Aim of the task: Wherever the string "JSON" appears, copy the whole line.

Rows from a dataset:

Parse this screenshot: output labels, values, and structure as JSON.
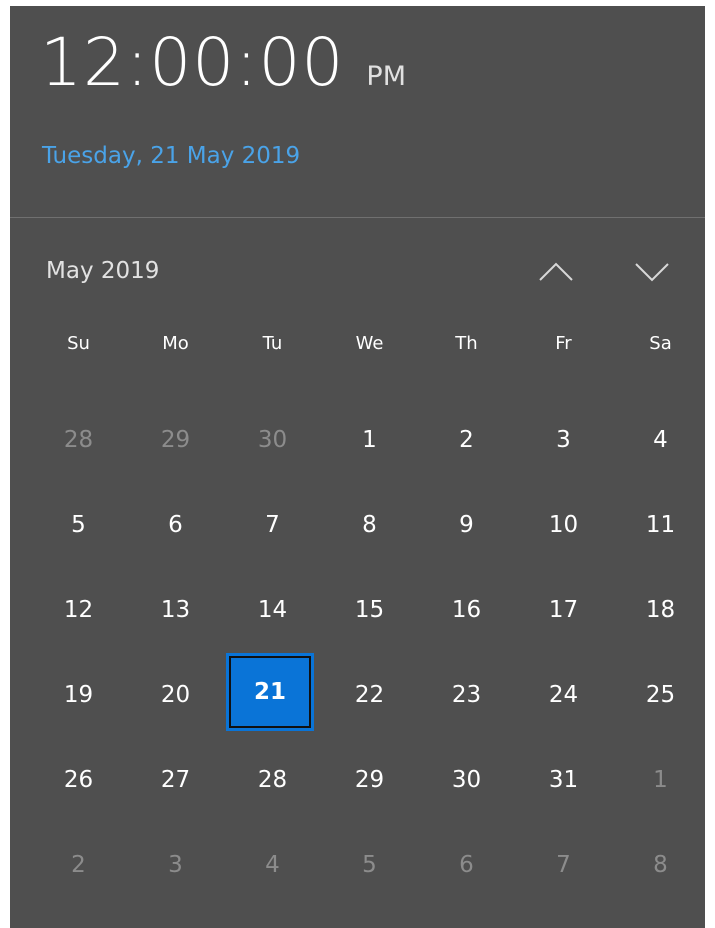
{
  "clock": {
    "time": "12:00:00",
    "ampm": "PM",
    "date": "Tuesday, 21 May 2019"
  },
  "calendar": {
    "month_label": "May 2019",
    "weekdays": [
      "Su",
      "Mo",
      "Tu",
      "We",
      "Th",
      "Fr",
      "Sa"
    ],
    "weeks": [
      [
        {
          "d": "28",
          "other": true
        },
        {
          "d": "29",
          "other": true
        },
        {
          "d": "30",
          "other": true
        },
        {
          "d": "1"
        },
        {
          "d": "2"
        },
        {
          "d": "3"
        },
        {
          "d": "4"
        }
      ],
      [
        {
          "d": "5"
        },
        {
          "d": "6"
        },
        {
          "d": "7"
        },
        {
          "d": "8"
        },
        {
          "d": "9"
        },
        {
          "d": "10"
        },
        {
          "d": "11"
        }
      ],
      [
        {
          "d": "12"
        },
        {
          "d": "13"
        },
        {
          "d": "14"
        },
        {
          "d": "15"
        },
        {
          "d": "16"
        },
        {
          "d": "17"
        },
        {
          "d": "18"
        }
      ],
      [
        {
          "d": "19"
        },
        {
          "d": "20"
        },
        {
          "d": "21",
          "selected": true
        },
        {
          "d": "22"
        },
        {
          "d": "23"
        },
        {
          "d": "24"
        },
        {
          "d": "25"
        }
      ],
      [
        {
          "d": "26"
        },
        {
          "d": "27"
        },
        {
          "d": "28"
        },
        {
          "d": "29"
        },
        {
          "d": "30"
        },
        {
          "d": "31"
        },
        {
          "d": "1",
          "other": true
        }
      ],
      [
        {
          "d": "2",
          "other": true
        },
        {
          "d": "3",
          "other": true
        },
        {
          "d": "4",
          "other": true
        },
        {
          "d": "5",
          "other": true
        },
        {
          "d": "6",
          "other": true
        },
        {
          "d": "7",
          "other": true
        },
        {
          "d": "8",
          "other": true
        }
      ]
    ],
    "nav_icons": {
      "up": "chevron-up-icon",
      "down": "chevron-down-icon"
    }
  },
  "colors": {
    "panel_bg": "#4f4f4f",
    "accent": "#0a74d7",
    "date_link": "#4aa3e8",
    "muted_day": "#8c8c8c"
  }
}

--

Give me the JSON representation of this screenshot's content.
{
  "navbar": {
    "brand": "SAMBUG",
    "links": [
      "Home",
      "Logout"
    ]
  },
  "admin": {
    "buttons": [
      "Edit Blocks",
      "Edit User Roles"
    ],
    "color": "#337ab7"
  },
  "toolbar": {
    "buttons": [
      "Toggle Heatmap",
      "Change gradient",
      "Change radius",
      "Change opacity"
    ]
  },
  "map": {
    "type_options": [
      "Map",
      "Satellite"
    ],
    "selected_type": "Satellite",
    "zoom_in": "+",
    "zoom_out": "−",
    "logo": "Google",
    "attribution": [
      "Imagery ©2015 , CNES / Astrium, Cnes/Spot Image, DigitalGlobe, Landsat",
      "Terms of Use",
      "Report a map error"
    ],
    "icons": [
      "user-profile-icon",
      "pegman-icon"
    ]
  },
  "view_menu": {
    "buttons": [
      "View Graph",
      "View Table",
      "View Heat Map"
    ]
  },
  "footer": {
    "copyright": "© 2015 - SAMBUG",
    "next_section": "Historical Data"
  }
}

---

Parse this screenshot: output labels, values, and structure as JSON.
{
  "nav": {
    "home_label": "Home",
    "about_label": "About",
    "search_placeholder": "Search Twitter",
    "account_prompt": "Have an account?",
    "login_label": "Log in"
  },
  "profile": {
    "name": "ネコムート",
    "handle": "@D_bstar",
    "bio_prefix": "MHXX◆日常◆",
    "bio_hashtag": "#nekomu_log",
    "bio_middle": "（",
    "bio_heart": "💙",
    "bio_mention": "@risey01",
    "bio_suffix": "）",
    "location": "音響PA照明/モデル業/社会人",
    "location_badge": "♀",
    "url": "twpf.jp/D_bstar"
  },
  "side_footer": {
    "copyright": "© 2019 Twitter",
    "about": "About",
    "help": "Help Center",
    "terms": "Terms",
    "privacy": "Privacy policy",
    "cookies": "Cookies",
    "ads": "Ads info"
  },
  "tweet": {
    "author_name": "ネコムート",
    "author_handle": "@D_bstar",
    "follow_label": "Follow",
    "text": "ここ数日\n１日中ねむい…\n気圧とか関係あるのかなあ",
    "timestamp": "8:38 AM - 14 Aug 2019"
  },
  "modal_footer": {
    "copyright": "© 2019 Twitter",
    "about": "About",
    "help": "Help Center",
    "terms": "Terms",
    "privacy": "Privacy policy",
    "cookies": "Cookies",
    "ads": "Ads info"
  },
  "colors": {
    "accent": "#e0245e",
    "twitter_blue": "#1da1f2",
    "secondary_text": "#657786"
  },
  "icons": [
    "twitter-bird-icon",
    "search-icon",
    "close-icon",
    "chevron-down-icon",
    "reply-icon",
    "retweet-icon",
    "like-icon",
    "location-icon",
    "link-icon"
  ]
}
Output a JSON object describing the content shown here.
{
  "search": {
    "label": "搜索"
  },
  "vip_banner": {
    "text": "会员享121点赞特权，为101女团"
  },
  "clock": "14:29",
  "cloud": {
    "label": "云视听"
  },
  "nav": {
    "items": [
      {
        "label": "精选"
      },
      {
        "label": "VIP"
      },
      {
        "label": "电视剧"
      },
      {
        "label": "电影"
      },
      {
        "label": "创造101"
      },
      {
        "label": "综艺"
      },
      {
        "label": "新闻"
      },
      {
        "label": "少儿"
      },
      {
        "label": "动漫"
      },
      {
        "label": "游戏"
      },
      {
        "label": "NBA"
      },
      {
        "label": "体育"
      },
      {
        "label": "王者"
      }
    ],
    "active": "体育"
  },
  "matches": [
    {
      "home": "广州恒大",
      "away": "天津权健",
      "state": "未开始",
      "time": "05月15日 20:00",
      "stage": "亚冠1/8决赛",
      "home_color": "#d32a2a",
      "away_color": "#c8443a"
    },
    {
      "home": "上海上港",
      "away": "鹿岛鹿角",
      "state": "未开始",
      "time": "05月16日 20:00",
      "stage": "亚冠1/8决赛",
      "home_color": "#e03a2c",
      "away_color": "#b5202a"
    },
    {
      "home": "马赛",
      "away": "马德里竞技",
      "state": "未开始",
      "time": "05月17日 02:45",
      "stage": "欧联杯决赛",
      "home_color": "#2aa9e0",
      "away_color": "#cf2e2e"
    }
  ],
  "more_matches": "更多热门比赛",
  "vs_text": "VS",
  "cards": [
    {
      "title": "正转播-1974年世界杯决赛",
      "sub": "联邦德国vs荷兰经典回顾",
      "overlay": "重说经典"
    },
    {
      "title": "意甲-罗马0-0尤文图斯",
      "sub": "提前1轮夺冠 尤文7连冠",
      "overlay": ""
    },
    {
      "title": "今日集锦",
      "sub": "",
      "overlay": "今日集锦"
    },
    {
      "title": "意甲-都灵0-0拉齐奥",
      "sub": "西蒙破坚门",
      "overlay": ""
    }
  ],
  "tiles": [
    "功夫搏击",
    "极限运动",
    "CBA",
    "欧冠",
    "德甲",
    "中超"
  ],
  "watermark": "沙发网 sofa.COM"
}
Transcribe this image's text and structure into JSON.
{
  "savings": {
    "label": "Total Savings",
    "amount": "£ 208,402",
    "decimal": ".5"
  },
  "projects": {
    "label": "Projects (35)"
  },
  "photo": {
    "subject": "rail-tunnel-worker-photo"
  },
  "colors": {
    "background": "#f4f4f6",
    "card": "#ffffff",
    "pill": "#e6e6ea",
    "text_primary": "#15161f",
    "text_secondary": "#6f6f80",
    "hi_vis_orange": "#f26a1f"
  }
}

Reply to the task:
Parse this screenshot: output labels, values, and structure as JSON.
Give me the JSON representation of this screenshot's content.
Parse this screenshot: output labels, values, and structure as JSON.
Output a JSON object describing the content shown here.
Transcribe this image's text and structure into JSON.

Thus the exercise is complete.